### [TASK OBJECTIVE]
Would you return all of this data exactly, leaving nothing out?

### [DATA SUPPLIED]
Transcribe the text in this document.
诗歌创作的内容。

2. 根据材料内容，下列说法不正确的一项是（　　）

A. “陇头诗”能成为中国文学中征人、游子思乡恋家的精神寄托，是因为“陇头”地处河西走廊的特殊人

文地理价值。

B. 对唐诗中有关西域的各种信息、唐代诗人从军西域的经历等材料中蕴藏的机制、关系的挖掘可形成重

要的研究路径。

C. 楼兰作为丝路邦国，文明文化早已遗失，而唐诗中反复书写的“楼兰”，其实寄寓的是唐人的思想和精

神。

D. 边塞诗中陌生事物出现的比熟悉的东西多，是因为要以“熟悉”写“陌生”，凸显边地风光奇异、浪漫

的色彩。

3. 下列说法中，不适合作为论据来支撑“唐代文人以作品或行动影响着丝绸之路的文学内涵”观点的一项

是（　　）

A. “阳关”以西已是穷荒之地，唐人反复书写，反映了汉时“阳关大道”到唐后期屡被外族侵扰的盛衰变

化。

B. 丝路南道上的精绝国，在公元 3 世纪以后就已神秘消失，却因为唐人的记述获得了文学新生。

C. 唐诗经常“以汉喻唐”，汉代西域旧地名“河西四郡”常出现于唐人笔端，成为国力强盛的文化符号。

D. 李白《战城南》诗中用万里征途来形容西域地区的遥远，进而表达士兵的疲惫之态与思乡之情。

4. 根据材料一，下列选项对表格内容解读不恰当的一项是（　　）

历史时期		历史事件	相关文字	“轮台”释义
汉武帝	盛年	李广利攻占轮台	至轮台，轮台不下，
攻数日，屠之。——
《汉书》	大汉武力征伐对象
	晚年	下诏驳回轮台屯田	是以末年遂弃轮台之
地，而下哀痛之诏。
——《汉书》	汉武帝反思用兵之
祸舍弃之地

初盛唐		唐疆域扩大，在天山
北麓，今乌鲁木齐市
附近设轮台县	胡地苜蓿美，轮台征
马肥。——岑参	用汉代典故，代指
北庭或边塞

### [ANSWER]
Transcribe the text in this document.
诗歌创作的内容。

2. 根据材料内容，下列说法不正确的一项是（　　）

A. “陇头诗”能成为中国文学中征人、游子思乡恋家的精神寄托，是因为“陇头”地处河西走廊的特殊人

文地理价值。

B. 对唐诗中有关西域的各种信息、唐代诗人从军西域的经历等材料中蕴藏的机制、关系的挖掘可形成重

要的研究路径。

C. 楼兰作为丝路邦国，文明文化早已遗失，而唐诗中反复书写的“楼兰”，其实寄寓的是唐人的思想和精

神。

D. 边塞诗中陌生事物出现的比熟悉的东西多，是因为要以“熟悉”写“陌生”，凸显边地风光奇异、浪漫

的色彩。

3. 下列说法中，不适合作为论据来支撑“唐代文人以作品或行动影响着丝绸之路的文学内涵”观点的一项

是（　　）

A. “阳关”以西已是穷荒之地，唐人反复书写，反映了汉时“阳关大道”到唐后期屡被外族侵扰的盛衰变

化。

B. 丝路南道上的精绝国，在公元 3 世纪以后就已神秘消失，却因为唐人的记述获得了文学新生。

C. 唐诗经常“以汉喻唐”，汉代西域旧地名“河西四郡”常出现于唐人笔端，成为国力强盛的文化符号。

D. 李白《战城南》诗中用万里征途来形容西域地区的遥远，进而表达士兵的疲惫之态与思乡之情。

4. 根据材料一，下列选项对表格内容解读不恰当的一项是（　　）

历史时期		历史事件	相关文字	“轮台”释义
汉武帝	盛年	李广利攻占轮台	至轮台，轮台不下，
攻数日，屠之。——
《汉书》	大汉武力征伐对象
	晚年	下诏驳回轮台屯田	是以末年遂弃轮台之
地，而下哀痛之诏。
——《汉书》	汉武帝反思用兵之
祸舍弃之地

初盛唐		唐疆域扩大，在天山
北麓，今乌鲁木齐市
附近设轮台县	胡地苜蓿美，轮台征
马肥。——岑参	用汉代典故，代指
北庭或边塞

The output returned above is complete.